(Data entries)
-*-
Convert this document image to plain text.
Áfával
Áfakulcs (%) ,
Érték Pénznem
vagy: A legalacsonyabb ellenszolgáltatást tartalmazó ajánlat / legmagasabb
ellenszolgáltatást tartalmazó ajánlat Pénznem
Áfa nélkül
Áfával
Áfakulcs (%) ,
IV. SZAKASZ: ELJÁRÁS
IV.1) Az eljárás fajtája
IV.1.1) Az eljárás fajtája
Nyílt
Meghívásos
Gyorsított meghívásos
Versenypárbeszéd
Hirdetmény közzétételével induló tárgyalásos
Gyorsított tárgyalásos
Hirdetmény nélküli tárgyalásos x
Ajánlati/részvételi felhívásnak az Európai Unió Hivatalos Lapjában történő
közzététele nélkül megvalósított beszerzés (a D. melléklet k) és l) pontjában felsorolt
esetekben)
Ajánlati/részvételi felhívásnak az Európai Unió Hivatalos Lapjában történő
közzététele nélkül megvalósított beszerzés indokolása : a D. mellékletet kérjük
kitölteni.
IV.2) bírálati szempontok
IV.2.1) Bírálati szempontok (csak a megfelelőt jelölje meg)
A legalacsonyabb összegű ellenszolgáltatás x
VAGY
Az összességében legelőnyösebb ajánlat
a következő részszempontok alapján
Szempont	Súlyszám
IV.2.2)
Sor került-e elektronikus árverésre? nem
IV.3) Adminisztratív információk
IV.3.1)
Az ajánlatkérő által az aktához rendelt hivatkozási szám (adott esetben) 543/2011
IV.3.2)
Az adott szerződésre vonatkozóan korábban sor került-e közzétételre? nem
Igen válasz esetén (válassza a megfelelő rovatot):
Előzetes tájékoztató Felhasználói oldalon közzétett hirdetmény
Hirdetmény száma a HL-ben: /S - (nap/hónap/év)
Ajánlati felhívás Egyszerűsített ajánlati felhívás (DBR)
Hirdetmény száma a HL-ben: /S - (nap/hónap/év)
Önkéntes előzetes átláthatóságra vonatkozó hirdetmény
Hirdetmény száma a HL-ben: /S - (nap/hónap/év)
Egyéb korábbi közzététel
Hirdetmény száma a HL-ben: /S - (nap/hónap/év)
-*-
Which lines hold the word "közzététele"? Return all of them from the records above.

közzététele nélkül megvalósított beszerzés (a D. melléklet k) és l) pontjában felsorolt
közzététele nélkül megvalósított beszerzés indokolása : a D. mellékletet kérjük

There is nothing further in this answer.